══ Input rows ══

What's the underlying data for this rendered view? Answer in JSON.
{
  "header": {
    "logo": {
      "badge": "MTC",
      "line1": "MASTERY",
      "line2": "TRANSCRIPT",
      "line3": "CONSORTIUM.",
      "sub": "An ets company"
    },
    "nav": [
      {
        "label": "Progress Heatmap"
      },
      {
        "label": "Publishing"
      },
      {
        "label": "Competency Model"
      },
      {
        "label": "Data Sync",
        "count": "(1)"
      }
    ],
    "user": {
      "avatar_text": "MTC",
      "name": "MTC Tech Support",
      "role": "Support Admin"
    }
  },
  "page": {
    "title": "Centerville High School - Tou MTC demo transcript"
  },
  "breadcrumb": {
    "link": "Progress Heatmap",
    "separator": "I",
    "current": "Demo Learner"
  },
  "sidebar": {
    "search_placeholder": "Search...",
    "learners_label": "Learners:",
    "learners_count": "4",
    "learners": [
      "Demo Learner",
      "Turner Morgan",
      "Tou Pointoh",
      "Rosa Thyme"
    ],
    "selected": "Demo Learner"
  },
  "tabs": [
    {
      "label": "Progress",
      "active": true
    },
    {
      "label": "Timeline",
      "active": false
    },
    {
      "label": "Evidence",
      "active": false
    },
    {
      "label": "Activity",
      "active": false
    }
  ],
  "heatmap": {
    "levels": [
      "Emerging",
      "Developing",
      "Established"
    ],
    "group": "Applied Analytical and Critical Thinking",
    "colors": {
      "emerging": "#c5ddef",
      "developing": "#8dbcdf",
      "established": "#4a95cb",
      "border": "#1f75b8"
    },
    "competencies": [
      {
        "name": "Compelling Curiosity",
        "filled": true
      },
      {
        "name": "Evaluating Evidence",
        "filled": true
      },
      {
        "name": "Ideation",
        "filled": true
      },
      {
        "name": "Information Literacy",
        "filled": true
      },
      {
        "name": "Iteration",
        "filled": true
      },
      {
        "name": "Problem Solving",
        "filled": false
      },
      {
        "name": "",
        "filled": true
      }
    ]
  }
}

═══

**Written exercise**
Please reproduce each line exactly as written.

**Exercise result**
What's the underlying data for this rendered view? Answer in JSON.
{
  "header": {
    "logo": {
      "badge": "MTC",
      "line1": "MASTERY",
      "line2": "TRANSCRIPT",
      "line3": "CONSORTIUM.",
      "sub": "An ets company"
    },
    "nav": [
      {
        "label": "Progress Heatmap"
      },
      {
        "label": "Publishing"
      },
      {
        "label": "Competency Model"
      },
      {
        "label": "Data Sync",
        "count": "(1)"
      }
    ],
    "user": {
      "avatar_text": "MTC",
      "name": "MTC Tech Support",
      "role": "Support Admin"
    }
  },
  "page": {
    "title": "Centerville High School - Tou MTC demo transcript"
  },
  "breadcrumb": {
    "link": "Progress Heatmap",
    "separator": "I",
    "current": "Demo Learner"
  },
  "sidebar": {
    "search_placeholder": "Search...",
    "learners_label": "Learners:",
    "learners_count": "4",
    "learners": [
      "Demo Learner",
      "Turner Morgan",
      "Tou Pointoh",
      "Rosa Thyme"
    ],
    "selected": "Demo Learner"
  },
  "tabs": [
    {
      "label": "Progress",
      "active": true
    },
    {
      "label": "Timeline",
      "active": false
    },
    {
      "label": "Evidence",
      "active": false
    },
    {
      "label": "Activity",
      "active": false
    }
  ],
  "heatmap": {
    "levels": [
      "Emerging",
      "Developing",
      "Established"
    ],
    "group": "Applied Analytical and Critical Thinking",
    "colors": {
      "emerging": "#c5ddef",
      "developing": "#8dbcdf",
      "established": "#4a95cb",
      "border": "#1f75b8"
    },
    "competencies": [
      {
        "name": "Compelling Curiosity",
        "filled": true
      },
      {
        "name": "Evaluating Evidence",
        "filled": true
      },
      {
        "name": "Ideation",
        "filled": true
      },
      {
        "name": "Information Literacy",
        "filled": true
      },
      {
        "name": "Iteration",
        "filled": true
      },
      {
        "name": "Problem Solving",
        "filled": false
      },
      {
        "name": "",
        "filled": true
      }
    ]
  }
}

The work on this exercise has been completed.